Data items:

'''

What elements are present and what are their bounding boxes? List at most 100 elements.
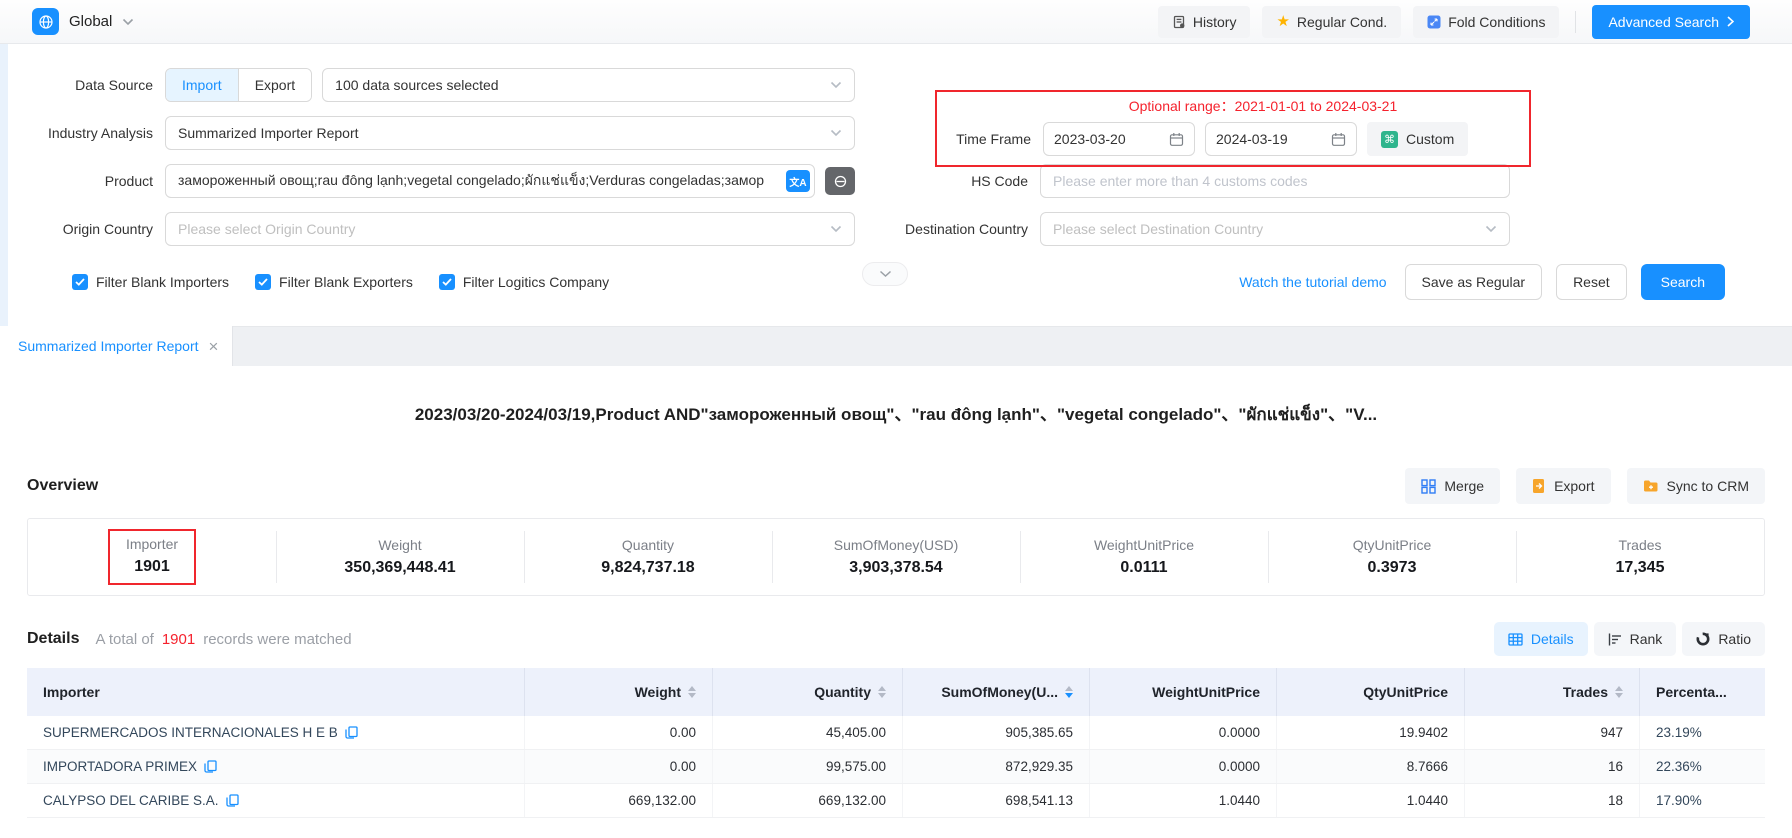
view-details-label: Details — [1531, 631, 1574, 647]
translate-icon[interactable]: 文A — [786, 170, 810, 192]
end-date-value: 2024-03-19 — [1216, 131, 1288, 147]
checkbox-checked-icon — [439, 274, 455, 290]
custom-range-button[interactable]: ⌘ Custom — [1367, 122, 1468, 156]
folder-sync-icon — [1643, 479, 1659, 493]
region-selector[interactable]: Global — [32, 8, 134, 35]
custom-icon: ⌘ — [1381, 131, 1398, 148]
search-button[interactable]: Search — [1641, 264, 1725, 300]
weight-cell: 0.00 — [525, 716, 713, 749]
save-as-regular-button[interactable]: Save as Regular — [1405, 264, 1543, 300]
end-date-input[interactable]: 2024-03-19 — [1205, 122, 1357, 156]
globe-icon — [32, 8, 59, 35]
col-trades[interactable]: Trades — [1465, 668, 1640, 716]
stat-label: QtyUnitPrice — [1353, 537, 1432, 553]
details-bar: Details A total of 1901 records were mat… — [27, 622, 1765, 656]
importer-link[interactable]: SUPERMERCADOS INTERNACIONALES H E B — [43, 725, 358, 740]
percentage-cell: 23.19% — [1640, 716, 1765, 749]
table-row[interactable]: CALYPSO DEL CARIBE S.A. 669,132.00 669,1… — [27, 784, 1765, 818]
chevron-down-icon — [879, 270, 892, 278]
filter-blank-importers-checkbox[interactable]: Filter Blank Importers — [72, 274, 229, 290]
overview-heading: Overview — [27, 477, 98, 495]
overview-bar: Overview Merge Export — [27, 468, 1765, 504]
import-tab[interactable]: Import — [166, 69, 238, 101]
search-mode-icon[interactable] — [825, 167, 855, 195]
view-details-button[interactable]: Details — [1494, 622, 1588, 656]
overview-stats-bar: Importer 1901 Weight 350,369,448.41 Quan… — [27, 518, 1765, 596]
origin-country-select[interactable]: Please select Origin Country — [165, 212, 855, 246]
advanced-search-button[interactable]: Advanced Search — [1592, 5, 1750, 39]
qty-unit-price-cell: 8.7666 — [1277, 750, 1465, 783]
history-button[interactable]: History — [1158, 6, 1251, 38]
export-button[interactable]: Export — [1516, 468, 1610, 504]
stat-label: SumOfMoney(USD) — [834, 537, 958, 553]
stat-value: 3,903,378.54 — [849, 559, 942, 577]
importer-link[interactable]: CALYPSO DEL CARIBE S.A. — [43, 793, 239, 808]
overview-actions: Merge Export Sync to CRM — [1405, 468, 1765, 504]
summary-count: 1901 — [162, 631, 195, 648]
merge-button[interactable]: Merge — [1405, 468, 1500, 504]
stat-value: 0.0111 — [1120, 559, 1167, 577]
data-source-label: Data Source — [0, 77, 165, 93]
destination-country-select[interactable]: Please select Destination Country — [1040, 212, 1510, 246]
checkbox-checked-icon — [72, 274, 88, 290]
qty-unit-price-cell: 19.9402 — [1277, 716, 1465, 749]
product-row: Product 文A HS Code — [0, 164, 1792, 198]
optional-range-note: Optional range：2021-01-01 to 2024-03-21 — [947, 94, 1519, 122]
stat-value: 0.3973 — [1368, 559, 1417, 577]
importer-link[interactable]: IMPORTADORA PRIMEX — [43, 759, 217, 774]
sort-icon — [1615, 686, 1623, 698]
result-tab-strip: Summarized Importer Report × — [0, 326, 1792, 366]
tab-summarized-importer-report[interactable]: Summarized Importer Report × — [0, 326, 233, 366]
copy-icon[interactable] — [345, 726, 358, 739]
export-tab[interactable]: Export — [238, 69, 311, 101]
percentage-cell: 17.90% — [1640, 784, 1765, 817]
rank-icon — [1608, 633, 1622, 646]
merge-icon — [1421, 479, 1436, 494]
product-input[interactable] — [165, 164, 815, 198]
custom-label: Custom — [1406, 131, 1454, 147]
col-quantity[interactable]: Quantity — [713, 668, 903, 716]
filter-blank-exporters-checkbox[interactable]: Filter Blank Exporters — [255, 274, 413, 290]
col-sum-of-money[interactable]: SumOfMoney(U... — [903, 668, 1090, 716]
close-icon[interactable]: × — [209, 338, 219, 355]
view-ratio-button[interactable]: Ratio — [1682, 622, 1765, 656]
quantity-cell: 45,405.00 — [713, 716, 903, 749]
data-sources-select[interactable]: 100 data sources selected — [322, 68, 855, 102]
sync-to-crm-label: Sync to CRM — [1667, 478, 1749, 494]
col-weight[interactable]: Weight — [525, 668, 713, 716]
chevron-right-icon — [1727, 16, 1734, 27]
table-row[interactable]: IMPORTADORA PRIMEX 0.00 99,575.00 872,92… — [27, 750, 1765, 784]
view-rank-button[interactable]: Rank — [1594, 622, 1677, 656]
origin-country-placeholder: Please select Origin Country — [178, 221, 355, 237]
filter-logistics-exporters-label: Filter Blank Exporters — [279, 274, 413, 290]
fold-conditions-button[interactable]: Fold Conditions — [1413, 6, 1559, 38]
quantity-cell: 99,575.00 — [713, 750, 903, 783]
start-date-input[interactable]: 2023-03-20 — [1043, 122, 1195, 156]
copy-icon[interactable] — [204, 760, 217, 773]
hs-code-field: HS Code — [880, 164, 1510, 198]
percentage-cell: 22.36% — [1640, 750, 1765, 783]
sum-cell: 872,929.35 — [903, 750, 1090, 783]
stat-weight: Weight 350,369,448.41 — [276, 519, 524, 595]
sync-to-crm-button[interactable]: Sync to CRM — [1627, 468, 1765, 504]
sum-cell: 905,385.65 — [903, 716, 1090, 749]
stat-value: 350,369,448.41 — [344, 559, 455, 577]
reset-button[interactable]: Reset — [1556, 264, 1627, 300]
copy-icon[interactable] — [226, 794, 239, 807]
merge-label: Merge — [1444, 478, 1484, 494]
stat-trades: Trades 17,345 — [1516, 519, 1764, 595]
table-row[interactable]: SUPERMERCADOS INTERNACIONALES H E B 0.00… — [27, 716, 1765, 750]
regular-cond-button[interactable]: ★ Regular Cond. — [1262, 6, 1401, 38]
collapse-conditions-button[interactable] — [862, 262, 908, 286]
stat-qty-unit-price: QtyUnitPrice 0.3973 — [1268, 519, 1516, 595]
hs-code-input[interactable] — [1040, 164, 1510, 198]
weight-cell: 0.00 — [525, 750, 713, 783]
time-frame-annotation-box: Optional range：2021-01-01 to 2024-03-21 … — [935, 90, 1531, 167]
filter-logistics-company-checkbox[interactable]: Filter Logitics Company — [439, 274, 609, 290]
search-actions: Watch the tutorial demo Save as Regular … — [1239, 264, 1725, 300]
industry-select[interactable]: Summarized Importer Report — [165, 116, 855, 150]
regular-cond-label: Regular Cond. — [1297, 14, 1387, 30]
tutorial-demo-link[interactable]: Watch the tutorial demo — [1239, 274, 1386, 290]
hs-code-label: HS Code — [880, 173, 1040, 189]
stat-label: Quantity — [622, 537, 674, 553]
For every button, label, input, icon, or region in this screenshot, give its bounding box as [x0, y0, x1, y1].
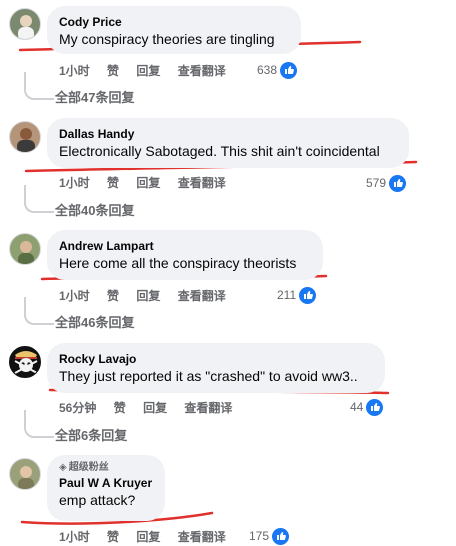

'''

Aim of the task: Print the lines above word for word, leaving out the pictures.

Solution below:
What elements are present and what are their bounding boxes? List at most 100 elements.
view-details-label: Details — [1531, 631, 1574, 647]
translate-icon[interactable]: 文A — [786, 170, 810, 192]
end-date-value: 2024-03-19 — [1216, 131, 1288, 147]
checkbox-checked-icon — [439, 274, 455, 290]
custom-range-button[interactable]: ⌘ Custom — [1367, 122, 1468, 156]
folder-sync-icon — [1643, 479, 1659, 493]
region-selector[interactable]: Global — [32, 8, 134, 35]
custom-icon: ⌘ — [1381, 131, 1398, 148]
search-button[interactable]: Search — [1641, 264, 1725, 300]
weight-cell: 0.00 — [525, 716, 713, 749]
save-as-regular-button[interactable]: Save as Regular — [1405, 264, 1543, 300]
end-date-input[interactable]: 2024-03-19 — [1205, 122, 1357, 156]
globe-icon — [32, 8, 59, 35]
col-trades[interactable]: Trades — [1465, 668, 1640, 716]
stat-label: QtyUnitPrice — [1353, 537, 1432, 553]
details-bar: Details A total of 1901 records were mat… — [27, 622, 1765, 656]
importer-link[interactable]: SUPERMERCADOS INTERNACIONALES H E B — [43, 725, 358, 740]
percentage-cell: 23.19% — [1640, 716, 1765, 749]
table-row[interactable]: CALYPSO DEL CARIBE S.A. 669,132.00 669,1… — [27, 784, 1765, 818]
chevron-down-icon — [879, 270, 892, 278]
filter-blank-importers-checkbox[interactable]: Filter Blank Importers — [72, 274, 229, 290]
overview-heading: Overview — [27, 477, 98, 495]
overview-bar: Overview Merge Export — [27, 468, 1765, 504]
import-tab[interactable]: Import — [166, 69, 238, 101]
search-mode-icon[interactable] — [825, 167, 855, 195]
view-details-button[interactable]: Details — [1494, 622, 1588, 656]
overview-stats-bar: Importer 1901 Weight 350,369,448.41 Quan… — [27, 518, 1765, 596]
origin-country-select[interactable]: Please select Origin Country — [165, 212, 855, 246]
advanced-search-button[interactable]: Advanced Search — [1592, 5, 1750, 39]
qty-unit-price-cell: 8.7666 — [1277, 750, 1465, 783]
history-button[interactable]: History — [1158, 6, 1251, 38]
export-button[interactable]: Export — [1516, 468, 1610, 504]
stat-label: SumOfMoney(USD) — [834, 537, 958, 553]
stat-value: 3,903,378.54 — [849, 559, 942, 577]
importer-link[interactable]: CALYPSO DEL CARIBE S.A. — [43, 793, 239, 808]
overview-actions: Merge Export Sync to CRM — [1405, 468, 1765, 504]
summary-count: 1901 — [162, 631, 195, 648]
merge-button[interactable]: Merge — [1405, 468, 1500, 504]
stat-value: 0.0111 — [1120, 559, 1167, 577]
data-source-label: Data Source — [0, 77, 165, 93]
destination-country-select[interactable]: Please select Destination Country — [1040, 212, 1510, 246]
checkbox-checked-icon — [72, 274, 88, 290]
qty-unit-price-cell: 19.9402 — [1277, 716, 1465, 749]
product-row: Product 文A HS Code — [0, 164, 1792, 198]
optional-range-note: Optional range：2021-01-01 to 2024-03-21 — [947, 94, 1519, 122]
stat-value: 0.3973 — [1368, 559, 1417, 577]
importer-link[interactable]: IMPORTADORA PRIMEX — [43, 759, 217, 774]
sort-icon — [1615, 686, 1623, 698]
result-tab-strip: Summarized Importer Report × — [0, 326, 1792, 366]
tab-summarized-importer-report[interactable]: Summarized Importer Report × — [0, 326, 233, 366]
copy-icon[interactable] — [345, 726, 358, 739]
export-tab[interactable]: Export — [238, 69, 311, 101]
percentage-cell: 17.90% — [1640, 784, 1765, 817]
rank-icon — [1608, 633, 1622, 646]
merge-icon — [1421, 479, 1436, 494]
product-input[interactable] — [165, 164, 815, 198]
custom-label: Custom — [1406, 131, 1454, 147]
col-quantity[interactable]: Quantity — [713, 668, 903, 716]
filter-blank-exporters-checkbox[interactable]: Filter Blank Exporters — [255, 274, 413, 290]
col-sum-of-money[interactable]: SumOfMoney(U... — [903, 668, 1090, 716]
close-icon[interactable]: × — [209, 338, 219, 355]
view-ratio-button[interactable]: Ratio — [1682, 622, 1765, 656]
quantity-cell: 45,405.00 — [713, 716, 903, 749]
data-sources-select[interactable]: 100 data sources selected — [322, 68, 855, 102]
sync-to-crm-label: Sync to CRM — [1667, 478, 1749, 494]
col-weight[interactable]: Weight — [525, 668, 713, 716]
chevron-right-icon — [1727, 16, 1734, 27]
table-row[interactable]: IMPORTADORA PRIMEX 0.00 99,575.00 872,92… — [27, 750, 1765, 784]
view-rank-button[interactable]: Rank — [1594, 622, 1677, 656]
origin-country-placeholder: Please select Origin Country — [178, 221, 355, 237]
filter-logistics-exporters-label: Filter Blank Exporters — [279, 274, 413, 290]
fold-conditions-button[interactable]: Fold Conditions — [1413, 6, 1559, 38]
quantity-cell: 99,575.00 — [713, 750, 903, 783]
start-date-input[interactable]: 2023-03-20 — [1043, 122, 1195, 156]
copy-icon[interactable] — [204, 760, 217, 773]
hs-code-field: HS Code — [880, 164, 1510, 198]
percentage-cell: 22.36% — [1640, 750, 1765, 783]
sum-cell: 872,929.35 — [903, 750, 1090, 783]
stat-weight: Weight 350,369,448.41 — [276, 519, 524, 595]
sync-to-crm-button[interactable]: Sync to CRM — [1627, 468, 1765, 504]
sum-cell: 905,385.65 — [903, 716, 1090, 749]
stat-value: 350,369,448.41 — [344, 559, 455, 577]
reset-button[interactable]: Reset — [1556, 264, 1627, 300]
copy-icon[interactable] — [226, 794, 239, 807]
merge-label: Merge — [1444, 478, 1484, 494]
stat-trades: Trades 17,345 — [1516, 519, 1764, 595]
table-row[interactable]: SUPERMERCADOS INTERNACIONALES H E B 0.00… — [27, 716, 1765, 750]
regular-cond-button[interactable]: ★ Regular Cond. — [1262, 6, 1401, 38]
collapse-conditions-button[interactable] — [862, 262, 908, 286]
stat-qty-unit-price: QtyUnitPrice 0.3973 — [1268, 519, 1516, 595]
hs-code-input[interactable] — [1040, 164, 1510, 198]
weight-cell: 0.00 — [525, 750, 713, 783]
time-frame-annotation-box: Optional range：2021-01-01 to 2024-03-21 … — [935, 90, 1531, 167]
filter-logistics-company-checkbox[interactable]: Filter Logitics Company — [439, 274, 609, 290]
search-actions: Watch the tutorial demo Save as Regular … — [1239, 264, 1725, 300]
industry-select[interactable]: Summarized Importer Report — [165, 116, 855, 150]
regular-cond-label: Regular Cond. — [1297, 14, 1387, 30]
tutorial-demo-link[interactable]: Watch the tutorial demo — [1239, 274, 1386, 290]
hs-code-label: HS Code — [880, 173, 1040, 189]
stat-label: Quantity — [622, 537, 674, 553]
For every button, label, input, icon, or region in this screenshot, give its bounding box as [x0, y0, x1, y1].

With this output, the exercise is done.